* _Problem details_
Filter the entries, keeping every line with the word "PHOTOGRAPHY".

* _Exercise input_
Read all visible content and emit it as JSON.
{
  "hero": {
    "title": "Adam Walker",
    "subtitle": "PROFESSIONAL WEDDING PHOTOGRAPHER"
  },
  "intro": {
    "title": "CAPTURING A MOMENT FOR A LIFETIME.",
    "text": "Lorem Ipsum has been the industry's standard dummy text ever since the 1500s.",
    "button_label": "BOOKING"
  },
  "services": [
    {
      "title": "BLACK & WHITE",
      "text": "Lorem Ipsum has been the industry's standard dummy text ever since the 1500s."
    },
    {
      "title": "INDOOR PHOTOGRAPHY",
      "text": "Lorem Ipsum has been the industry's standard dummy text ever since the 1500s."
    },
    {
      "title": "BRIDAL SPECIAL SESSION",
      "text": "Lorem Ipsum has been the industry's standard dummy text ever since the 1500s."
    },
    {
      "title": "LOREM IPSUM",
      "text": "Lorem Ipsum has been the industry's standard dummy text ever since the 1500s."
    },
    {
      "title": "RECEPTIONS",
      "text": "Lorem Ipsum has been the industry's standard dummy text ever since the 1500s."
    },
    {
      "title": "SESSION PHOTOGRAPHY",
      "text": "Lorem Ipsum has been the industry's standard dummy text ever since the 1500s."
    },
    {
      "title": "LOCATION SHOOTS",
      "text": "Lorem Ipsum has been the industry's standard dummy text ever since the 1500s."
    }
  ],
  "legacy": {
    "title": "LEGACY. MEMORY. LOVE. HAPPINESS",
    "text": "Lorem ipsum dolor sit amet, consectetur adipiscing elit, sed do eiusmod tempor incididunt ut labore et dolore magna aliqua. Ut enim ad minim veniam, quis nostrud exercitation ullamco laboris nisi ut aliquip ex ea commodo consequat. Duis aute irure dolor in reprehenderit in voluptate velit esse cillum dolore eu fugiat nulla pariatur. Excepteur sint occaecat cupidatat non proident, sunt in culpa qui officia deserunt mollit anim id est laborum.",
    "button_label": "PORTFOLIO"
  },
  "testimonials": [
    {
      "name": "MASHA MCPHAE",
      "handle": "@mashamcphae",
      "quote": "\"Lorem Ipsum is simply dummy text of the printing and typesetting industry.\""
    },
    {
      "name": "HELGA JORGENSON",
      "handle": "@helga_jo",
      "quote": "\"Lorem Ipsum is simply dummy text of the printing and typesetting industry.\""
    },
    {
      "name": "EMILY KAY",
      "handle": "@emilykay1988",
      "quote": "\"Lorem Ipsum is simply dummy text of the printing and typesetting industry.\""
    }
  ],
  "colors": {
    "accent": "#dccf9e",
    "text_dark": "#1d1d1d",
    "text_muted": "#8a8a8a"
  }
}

--

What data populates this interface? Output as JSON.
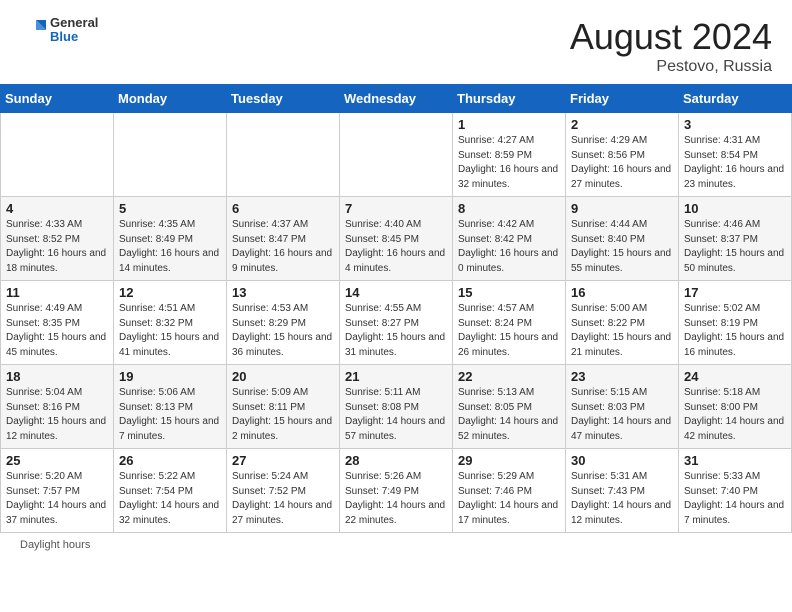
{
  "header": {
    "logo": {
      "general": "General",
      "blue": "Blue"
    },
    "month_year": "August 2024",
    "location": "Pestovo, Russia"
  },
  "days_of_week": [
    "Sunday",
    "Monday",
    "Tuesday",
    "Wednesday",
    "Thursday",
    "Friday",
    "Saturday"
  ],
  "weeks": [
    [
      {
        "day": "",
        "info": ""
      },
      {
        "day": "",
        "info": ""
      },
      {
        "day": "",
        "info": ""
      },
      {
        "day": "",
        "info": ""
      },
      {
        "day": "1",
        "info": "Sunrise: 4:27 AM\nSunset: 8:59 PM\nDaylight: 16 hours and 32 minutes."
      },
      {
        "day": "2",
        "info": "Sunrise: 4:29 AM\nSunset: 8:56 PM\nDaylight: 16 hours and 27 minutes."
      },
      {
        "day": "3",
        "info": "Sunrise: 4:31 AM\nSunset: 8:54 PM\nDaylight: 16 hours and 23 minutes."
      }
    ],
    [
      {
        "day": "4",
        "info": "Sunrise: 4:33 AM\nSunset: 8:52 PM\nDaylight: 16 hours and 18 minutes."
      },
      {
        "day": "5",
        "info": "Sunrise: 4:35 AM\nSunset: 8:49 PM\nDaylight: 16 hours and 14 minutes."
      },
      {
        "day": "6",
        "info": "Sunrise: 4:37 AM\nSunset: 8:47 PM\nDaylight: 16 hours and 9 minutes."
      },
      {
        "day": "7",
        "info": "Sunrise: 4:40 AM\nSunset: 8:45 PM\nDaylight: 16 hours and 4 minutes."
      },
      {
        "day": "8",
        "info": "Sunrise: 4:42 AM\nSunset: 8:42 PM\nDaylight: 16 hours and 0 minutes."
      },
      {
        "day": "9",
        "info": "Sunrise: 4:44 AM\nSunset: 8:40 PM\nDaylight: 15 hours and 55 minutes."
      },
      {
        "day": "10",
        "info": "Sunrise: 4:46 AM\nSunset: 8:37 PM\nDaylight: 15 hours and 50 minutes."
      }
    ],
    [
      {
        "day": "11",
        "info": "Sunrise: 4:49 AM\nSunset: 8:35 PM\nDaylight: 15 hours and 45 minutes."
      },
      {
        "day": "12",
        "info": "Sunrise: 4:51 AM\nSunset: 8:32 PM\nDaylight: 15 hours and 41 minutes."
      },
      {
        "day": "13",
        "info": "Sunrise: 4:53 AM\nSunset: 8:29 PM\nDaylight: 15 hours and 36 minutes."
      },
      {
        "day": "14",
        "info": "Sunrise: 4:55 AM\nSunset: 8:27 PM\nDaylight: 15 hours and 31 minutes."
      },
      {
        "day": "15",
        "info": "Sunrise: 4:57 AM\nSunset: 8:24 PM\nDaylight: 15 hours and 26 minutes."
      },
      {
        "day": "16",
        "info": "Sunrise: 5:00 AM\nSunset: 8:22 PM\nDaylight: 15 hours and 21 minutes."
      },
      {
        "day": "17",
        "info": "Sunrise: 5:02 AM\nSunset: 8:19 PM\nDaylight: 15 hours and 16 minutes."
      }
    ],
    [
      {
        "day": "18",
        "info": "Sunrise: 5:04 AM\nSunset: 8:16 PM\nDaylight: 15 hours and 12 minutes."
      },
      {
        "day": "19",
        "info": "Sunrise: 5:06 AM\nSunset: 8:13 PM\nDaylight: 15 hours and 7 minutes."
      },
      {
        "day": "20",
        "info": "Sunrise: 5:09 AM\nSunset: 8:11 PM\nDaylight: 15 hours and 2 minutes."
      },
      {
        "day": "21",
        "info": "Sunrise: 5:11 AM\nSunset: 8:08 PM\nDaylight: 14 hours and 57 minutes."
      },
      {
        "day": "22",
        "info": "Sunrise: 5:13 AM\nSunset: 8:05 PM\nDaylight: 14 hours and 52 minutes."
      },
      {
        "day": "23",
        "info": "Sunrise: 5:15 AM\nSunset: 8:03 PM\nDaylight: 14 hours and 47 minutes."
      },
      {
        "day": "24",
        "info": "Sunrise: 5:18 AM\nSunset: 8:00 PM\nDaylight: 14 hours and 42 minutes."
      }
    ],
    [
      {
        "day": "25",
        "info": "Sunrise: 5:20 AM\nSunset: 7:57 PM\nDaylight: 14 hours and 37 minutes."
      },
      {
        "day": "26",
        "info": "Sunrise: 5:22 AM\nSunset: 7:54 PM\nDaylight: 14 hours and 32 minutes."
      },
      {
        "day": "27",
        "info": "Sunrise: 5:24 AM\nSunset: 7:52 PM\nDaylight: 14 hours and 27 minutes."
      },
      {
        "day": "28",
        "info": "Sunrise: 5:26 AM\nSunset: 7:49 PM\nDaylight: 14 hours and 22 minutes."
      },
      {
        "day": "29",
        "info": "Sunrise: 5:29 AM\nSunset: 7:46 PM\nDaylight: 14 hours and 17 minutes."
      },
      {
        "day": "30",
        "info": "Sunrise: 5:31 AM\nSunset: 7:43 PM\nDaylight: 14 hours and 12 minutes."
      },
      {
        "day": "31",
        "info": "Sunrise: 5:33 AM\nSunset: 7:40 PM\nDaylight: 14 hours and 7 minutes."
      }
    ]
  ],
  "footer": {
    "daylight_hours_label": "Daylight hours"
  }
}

* _Response for this exercise_
      "title": "INDOOR PHOTOGRAPHY",
      "title": "SESSION PHOTOGRAPHY",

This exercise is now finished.